Stored items from a collection
━━━━━━━━━━━━━━━━━━━━

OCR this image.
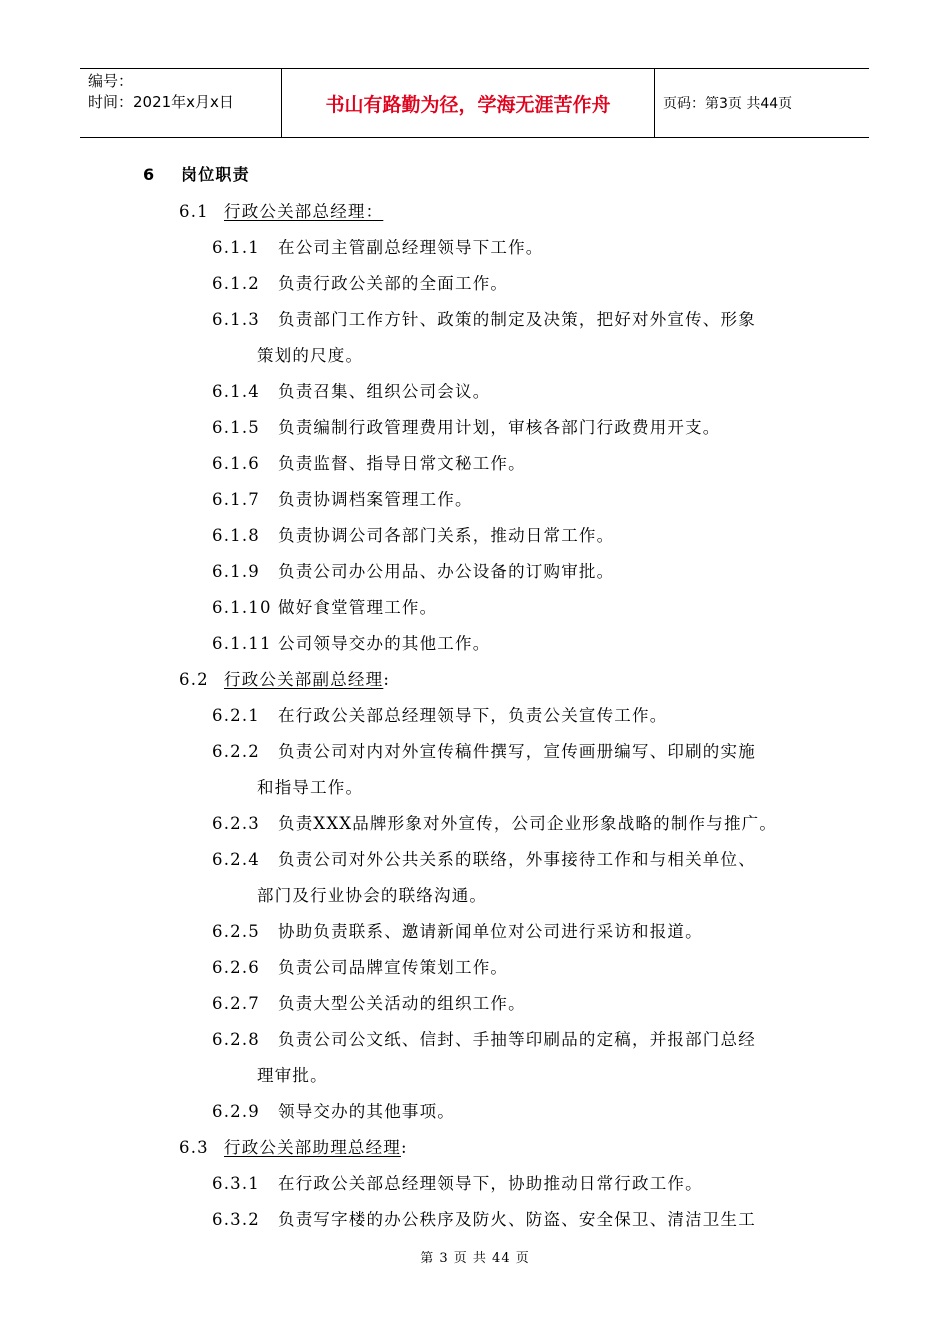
编号：
时间：2021年x月x日	书山有路勤为径，学海无涯苦作舟	页码：第3页 共44页
6 岗位职责
6.1 行政公关部总经理：
6.1.1 在公司主管副总经理领导下工作。
6.1.2 负责行政公关部的全面工作。
6.1.3 负责部门工作方针、政策的制定及决策，把好对外宣传、形象
策划的尺度。
6.1.4 负责召集、组织公司会议。
6.1.5 负责编制行政管理费用计划，审核各部门行政费用开支。
6.1.6 负责监督、指导日常文秘工作。
6.1.7 负责协调档案管理工作。
6.1.8 负责协调公司各部门关系，推动日常工作。
6.1.9 负责公司办公用品、办公设备的订购审批。
6.1.10 做好食堂管理工作。
6.1.11 公司领导交办的其他工作。
6.2 行政公关部副总经理:
6.2.1 在行政公关部总经理领导下，负责公关宣传工作。
6.2.2 负责公司对内对外宣传稿件撰写，宣传画册编写、印刷的实施
和指导工作。
6.2.3 负责XXX品牌形象对外宣传，公司企业形象战略的制作与推广。
6.2.4 负责公司对外公共关系的联络，外事接待工作和与相关单位、
部门及行业协会的联络沟通。
6.2.5 协助负责联系、邀请新闻单位对公司进行采访和报道。
6.2.6 负责公司品牌宣传策划工作。
6.2.7 负责大型公关活动的组织工作。
6.2.8 负责公司公文纸、信封、手抽等印刷品的定稿，并报部门总经
理审批。
6.2.9 领导交办的其他事项。
6.3 行政公关部助理总经理:
6.3.1 在行政公关部总经理领导下，协助推动日常行政工作。
6.3.2 负责写字楼的办公秩序及防火、防盗、安全保卫、清洁卫生工
第 3 页 共 44 页
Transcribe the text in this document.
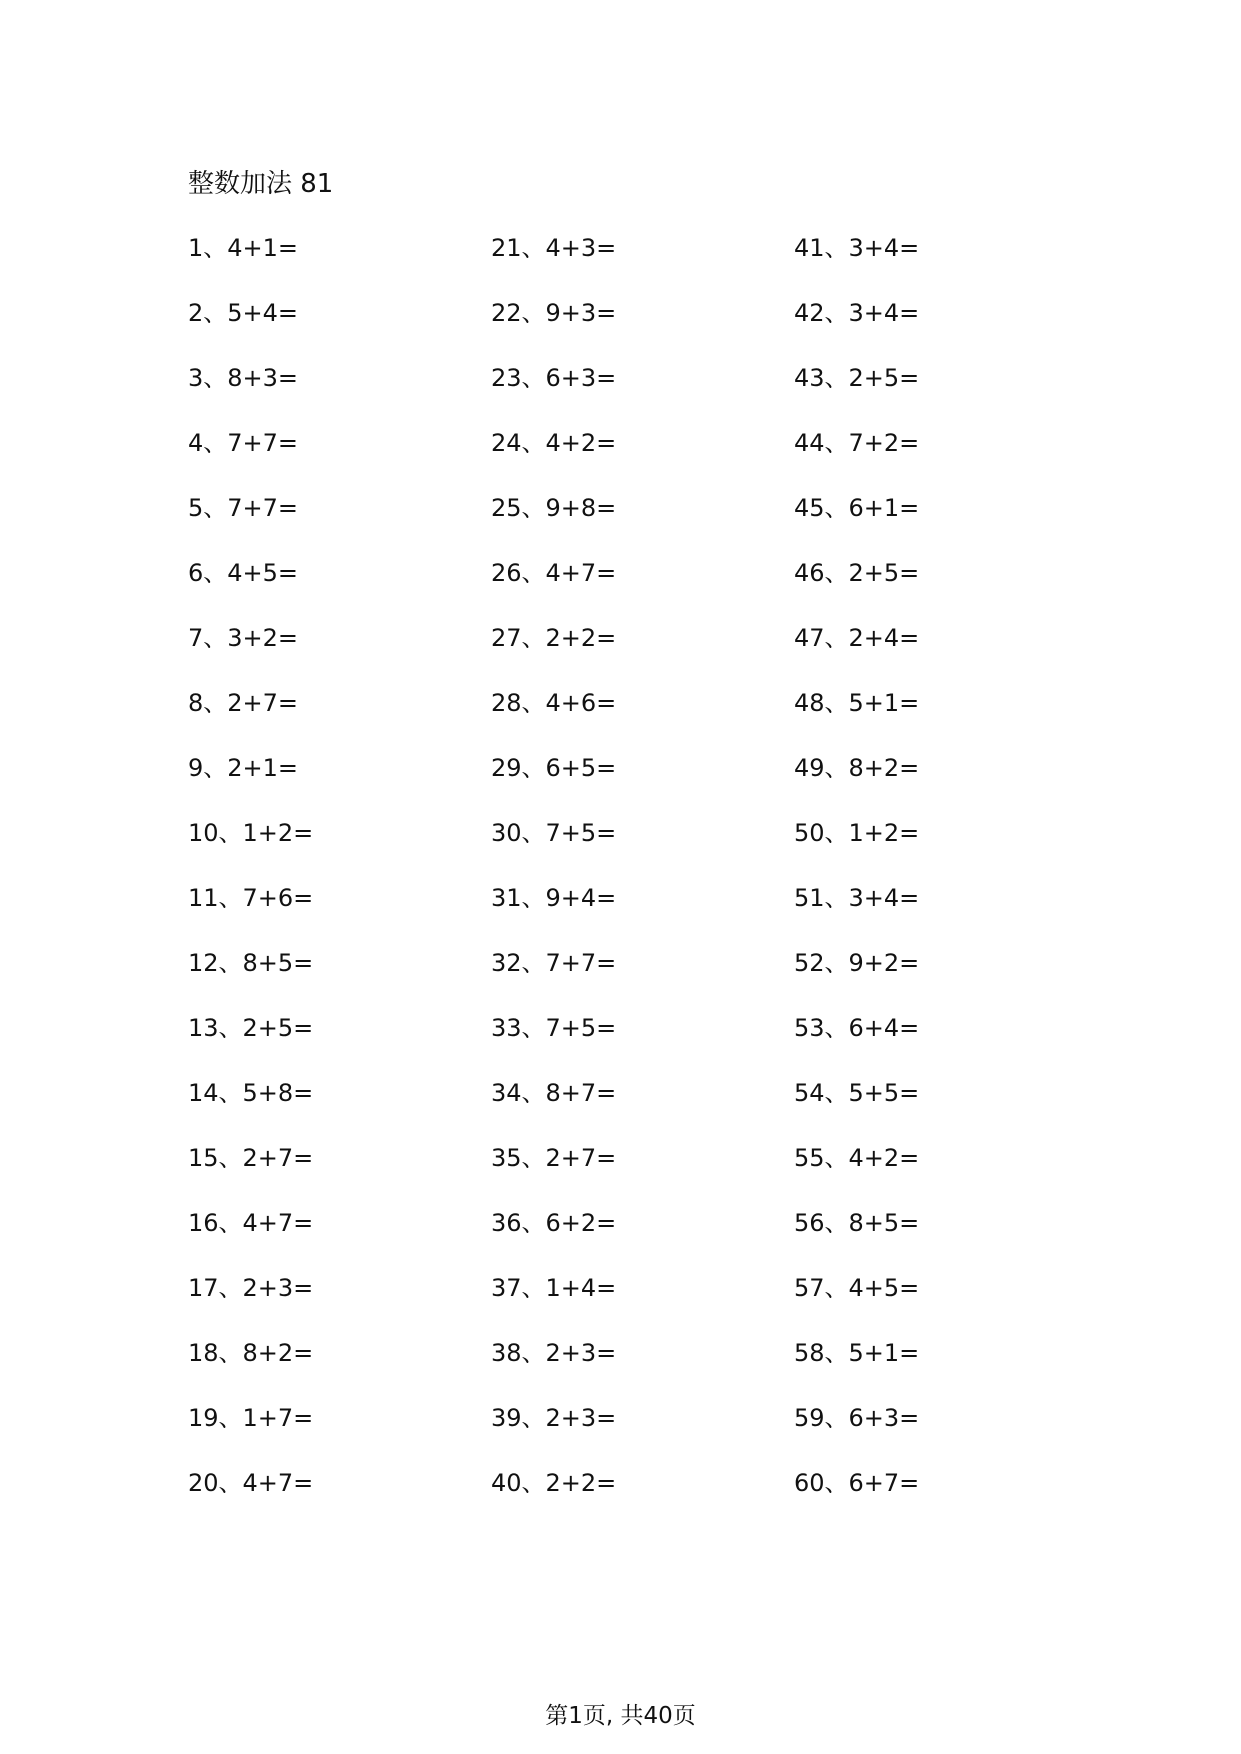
整数加法 81
1、4+1=
2、5+4=
3、8+3=
4、7+7=
5、7+7=
6、4+5=
7、3+2=
8、2+7=
9、2+1=
10、1+2=
11、7+6=
12、8+5=
13、2+5=
14、5+8=
15、2+7=
16、4+7=
17、2+3=
18、8+2=
19、1+7=
20、4+7=
21、4+3=
22、9+3=
23、6+3=
24、4+2=
25、9+8=
26、4+7=
27、2+2=
28、4+6=
29、6+5=
30、7+5=
31、9+4=
32、7+7=
33、7+5=
34、8+7=
35、2+7=
36、6+2=
37、1+4=
38、2+3=
39、2+3=
40、2+2=
41、3+4=
42、3+4=
43、2+5=
44、7+2=
45、6+1=
46、2+5=
47、2+4=
48、5+1=
49、8+2=
50、1+2=
51、3+4=
52、9+2=
53、6+4=
54、5+5=
55、4+2=
56、8+5=
57、4+5=
58、5+1=
59、6+3=
60、6+7=
第1页, 共40页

━━━━━━━━━━━━━━━━━━━━

Leave the pictures out and print the records above exactly as they stand.

**Correct output:**
OCR this image.
编号：
时间：2021年x月x日	书山有路勤为径，学海无涯苦作舟	页码：第3页 共44页
6 岗位职责
6.1 行政公关部总经理：
6.1.1 在公司主管副总经理领导下工作。
6.1.2 负责行政公关部的全面工作。
6.1.3 负责部门工作方针、政策的制定及决策，把好对外宣传、形象
策划的尺度。
6.1.4 负责召集、组织公司会议。
6.1.5 负责编制行政管理费用计划，审核各部门行政费用开支。
6.1.6 负责监督、指导日常文秘工作。
6.1.7 负责协调档案管理工作。
6.1.8 负责协调公司各部门关系，推动日常工作。
6.1.9 负责公司办公用品、办公设备的订购审批。
6.1.10 做好食堂管理工作。
6.1.11 公司领导交办的其他工作。
6.2 行政公关部副总经理:
6.2.1 在行政公关部总经理领导下，负责公关宣传工作。
6.2.2 负责公司对内对外宣传稿件撰写，宣传画册编写、印刷的实施
和指导工作。
6.2.3 负责XXX品牌形象对外宣传，公司企业形象战略的制作与推广。
6.2.4 负责公司对外公共关系的联络，外事接待工作和与相关单位、
部门及行业协会的联络沟通。
6.2.5 协助负责联系、邀请新闻单位对公司进行采访和报道。
6.2.6 负责公司品牌宣传策划工作。
6.2.7 负责大型公关活动的组织工作。
6.2.8 负责公司公文纸、信封、手抽等印刷品的定稿，并报部门总经
理审批。
6.2.9 领导交办的其他事项。
6.3 行政公关部助理总经理:
6.3.1 在行政公关部总经理领导下，协助推动日常行政工作。
6.3.2 负责写字楼的办公秩序及防火、防盗、安全保卫、清洁卫生工
第 3 页 共 44 页
Transcribe the text in this document.
整数加法 81
1、4+1=
2、5+4=
3、8+3=
4、7+7=
5、7+7=
6、4+5=
7、3+2=
8、2+7=
9、2+1=
10、1+2=
11、7+6=
12、8+5=
13、2+5=
14、5+8=
15、2+7=
16、4+7=
17、2+3=
18、8+2=
19、1+7=
20、4+7=
21、4+3=
22、9+3=
23、6+3=
24、4+2=
25、9+8=
26、4+7=
27、2+2=
28、4+6=
29、6+5=
30、7+5=
31、9+4=
32、7+7=
33、7+5=
34、8+7=
35、2+7=
36、6+2=
37、1+4=
38、2+3=
39、2+3=
40、2+2=
41、3+4=
42、3+4=
43、2+5=
44、7+2=
45、6+1=
46、2+5=
47、2+4=
48、5+1=
49、8+2=
50、1+2=
51、3+4=
52、9+2=
53、6+4=
54、5+5=
55、4+2=
56、8+5=
57、4+5=
58、5+1=
59、6+3=
60、6+7=
第1页, 共40页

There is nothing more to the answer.